Problem statement
Each line containing the word "helpful" needs to be copied.

Rows
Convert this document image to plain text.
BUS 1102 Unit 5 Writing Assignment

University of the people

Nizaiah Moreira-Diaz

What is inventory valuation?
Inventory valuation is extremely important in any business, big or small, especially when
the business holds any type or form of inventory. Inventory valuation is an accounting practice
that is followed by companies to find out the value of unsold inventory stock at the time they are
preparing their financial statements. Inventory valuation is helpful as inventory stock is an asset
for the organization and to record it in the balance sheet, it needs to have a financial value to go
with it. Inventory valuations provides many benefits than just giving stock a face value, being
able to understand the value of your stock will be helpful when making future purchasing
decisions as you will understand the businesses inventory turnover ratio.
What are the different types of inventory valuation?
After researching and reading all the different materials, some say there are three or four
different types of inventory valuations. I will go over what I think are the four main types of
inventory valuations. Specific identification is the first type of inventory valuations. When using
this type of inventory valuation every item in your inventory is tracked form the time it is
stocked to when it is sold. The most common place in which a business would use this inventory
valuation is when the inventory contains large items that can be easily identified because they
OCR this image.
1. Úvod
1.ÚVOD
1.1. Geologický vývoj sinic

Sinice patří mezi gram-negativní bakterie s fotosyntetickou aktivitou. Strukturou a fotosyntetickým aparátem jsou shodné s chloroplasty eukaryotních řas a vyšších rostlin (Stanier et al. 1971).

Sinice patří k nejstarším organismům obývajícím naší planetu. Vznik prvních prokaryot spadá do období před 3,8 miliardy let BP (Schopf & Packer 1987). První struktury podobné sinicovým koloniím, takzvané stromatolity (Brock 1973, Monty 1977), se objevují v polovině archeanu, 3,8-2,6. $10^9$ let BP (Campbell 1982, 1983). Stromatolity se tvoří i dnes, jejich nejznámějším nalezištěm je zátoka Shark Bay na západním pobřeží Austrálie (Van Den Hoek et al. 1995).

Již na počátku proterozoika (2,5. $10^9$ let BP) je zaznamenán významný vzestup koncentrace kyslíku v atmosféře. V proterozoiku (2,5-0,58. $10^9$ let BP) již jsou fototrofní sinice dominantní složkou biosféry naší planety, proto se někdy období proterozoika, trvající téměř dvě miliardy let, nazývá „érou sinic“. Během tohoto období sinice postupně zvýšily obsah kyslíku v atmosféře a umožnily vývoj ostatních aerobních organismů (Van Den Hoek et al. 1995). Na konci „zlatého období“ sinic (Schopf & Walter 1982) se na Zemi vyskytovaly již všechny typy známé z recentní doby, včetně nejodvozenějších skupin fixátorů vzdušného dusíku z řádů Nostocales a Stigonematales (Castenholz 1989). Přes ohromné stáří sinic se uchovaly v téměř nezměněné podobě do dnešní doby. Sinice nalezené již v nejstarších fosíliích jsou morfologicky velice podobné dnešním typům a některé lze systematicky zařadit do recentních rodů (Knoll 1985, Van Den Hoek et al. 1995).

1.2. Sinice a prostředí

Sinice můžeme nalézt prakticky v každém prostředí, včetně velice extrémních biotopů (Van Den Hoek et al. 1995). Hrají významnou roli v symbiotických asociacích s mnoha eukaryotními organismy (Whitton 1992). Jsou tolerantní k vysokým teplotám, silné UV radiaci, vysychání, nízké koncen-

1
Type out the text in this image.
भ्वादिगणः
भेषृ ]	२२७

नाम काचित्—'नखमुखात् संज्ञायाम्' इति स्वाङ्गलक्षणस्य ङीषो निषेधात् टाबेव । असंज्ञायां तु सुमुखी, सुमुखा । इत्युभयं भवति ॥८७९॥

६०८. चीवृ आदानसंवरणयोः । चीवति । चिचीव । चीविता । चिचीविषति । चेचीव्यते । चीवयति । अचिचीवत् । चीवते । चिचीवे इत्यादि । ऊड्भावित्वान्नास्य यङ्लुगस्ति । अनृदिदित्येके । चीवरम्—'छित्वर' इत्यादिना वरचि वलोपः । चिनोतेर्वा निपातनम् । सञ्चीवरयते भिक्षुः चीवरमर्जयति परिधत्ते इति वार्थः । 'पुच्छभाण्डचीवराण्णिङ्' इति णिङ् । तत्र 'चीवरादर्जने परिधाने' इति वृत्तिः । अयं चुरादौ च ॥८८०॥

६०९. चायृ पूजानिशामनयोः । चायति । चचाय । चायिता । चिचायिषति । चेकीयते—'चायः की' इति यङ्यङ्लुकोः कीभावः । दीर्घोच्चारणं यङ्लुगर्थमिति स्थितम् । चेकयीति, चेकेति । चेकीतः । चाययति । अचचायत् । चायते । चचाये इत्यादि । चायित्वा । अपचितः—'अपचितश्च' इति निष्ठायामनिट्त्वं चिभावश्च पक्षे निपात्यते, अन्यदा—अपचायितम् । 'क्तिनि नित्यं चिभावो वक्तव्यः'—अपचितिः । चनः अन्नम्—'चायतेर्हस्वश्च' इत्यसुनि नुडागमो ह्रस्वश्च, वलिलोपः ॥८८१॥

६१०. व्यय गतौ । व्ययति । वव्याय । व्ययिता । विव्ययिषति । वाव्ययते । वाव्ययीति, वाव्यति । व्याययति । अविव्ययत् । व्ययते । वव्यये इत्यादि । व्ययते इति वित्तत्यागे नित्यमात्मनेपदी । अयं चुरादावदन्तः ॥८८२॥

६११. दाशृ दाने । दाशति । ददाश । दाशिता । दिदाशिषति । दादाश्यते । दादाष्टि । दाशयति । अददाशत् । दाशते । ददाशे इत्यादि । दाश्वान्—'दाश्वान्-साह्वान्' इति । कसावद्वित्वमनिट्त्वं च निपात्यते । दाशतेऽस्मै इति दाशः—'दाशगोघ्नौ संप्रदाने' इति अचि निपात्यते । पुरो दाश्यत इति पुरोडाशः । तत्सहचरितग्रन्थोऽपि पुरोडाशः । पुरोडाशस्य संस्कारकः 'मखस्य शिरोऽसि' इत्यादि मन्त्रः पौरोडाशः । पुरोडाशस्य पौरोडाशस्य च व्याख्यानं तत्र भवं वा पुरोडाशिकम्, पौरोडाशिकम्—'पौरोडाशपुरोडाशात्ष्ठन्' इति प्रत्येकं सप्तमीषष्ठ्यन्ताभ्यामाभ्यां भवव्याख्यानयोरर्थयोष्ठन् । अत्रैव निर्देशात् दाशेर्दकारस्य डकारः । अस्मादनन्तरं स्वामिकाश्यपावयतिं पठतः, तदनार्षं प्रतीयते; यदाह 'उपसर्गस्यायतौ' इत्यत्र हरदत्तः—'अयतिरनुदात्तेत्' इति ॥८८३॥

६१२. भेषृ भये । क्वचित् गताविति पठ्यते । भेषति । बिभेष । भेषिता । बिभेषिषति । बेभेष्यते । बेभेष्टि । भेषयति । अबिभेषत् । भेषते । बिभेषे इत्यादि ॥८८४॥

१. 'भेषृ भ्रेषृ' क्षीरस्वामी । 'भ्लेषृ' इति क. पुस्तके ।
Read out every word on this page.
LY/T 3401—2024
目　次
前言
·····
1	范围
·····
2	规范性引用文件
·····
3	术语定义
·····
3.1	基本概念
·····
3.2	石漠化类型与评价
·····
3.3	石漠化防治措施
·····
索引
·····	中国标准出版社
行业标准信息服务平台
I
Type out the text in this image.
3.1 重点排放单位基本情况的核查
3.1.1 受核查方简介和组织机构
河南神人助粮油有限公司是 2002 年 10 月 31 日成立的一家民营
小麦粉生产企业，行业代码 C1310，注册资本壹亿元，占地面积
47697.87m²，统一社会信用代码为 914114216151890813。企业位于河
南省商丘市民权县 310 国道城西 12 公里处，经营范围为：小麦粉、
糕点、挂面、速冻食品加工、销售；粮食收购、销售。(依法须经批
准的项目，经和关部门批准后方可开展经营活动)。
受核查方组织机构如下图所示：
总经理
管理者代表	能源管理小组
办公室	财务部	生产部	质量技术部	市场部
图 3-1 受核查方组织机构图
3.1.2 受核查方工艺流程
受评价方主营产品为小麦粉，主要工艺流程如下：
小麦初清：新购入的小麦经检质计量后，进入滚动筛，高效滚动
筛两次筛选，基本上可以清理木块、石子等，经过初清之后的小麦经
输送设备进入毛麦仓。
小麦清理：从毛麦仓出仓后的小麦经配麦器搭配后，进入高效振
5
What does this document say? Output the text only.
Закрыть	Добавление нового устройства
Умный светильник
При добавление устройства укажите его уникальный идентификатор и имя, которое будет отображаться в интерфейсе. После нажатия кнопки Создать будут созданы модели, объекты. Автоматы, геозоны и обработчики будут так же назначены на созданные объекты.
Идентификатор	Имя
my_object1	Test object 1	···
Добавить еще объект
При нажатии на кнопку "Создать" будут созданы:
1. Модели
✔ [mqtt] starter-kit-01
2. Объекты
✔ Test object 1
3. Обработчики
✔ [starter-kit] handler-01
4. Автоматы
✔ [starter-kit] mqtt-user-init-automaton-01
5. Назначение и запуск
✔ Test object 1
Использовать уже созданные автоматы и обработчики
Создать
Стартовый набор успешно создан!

Output for this exercise
preparing their financial statements. Inventory valuation is helpful as inventory stock is an asset
able to understand the value of your stock will be helpful when making future purchasing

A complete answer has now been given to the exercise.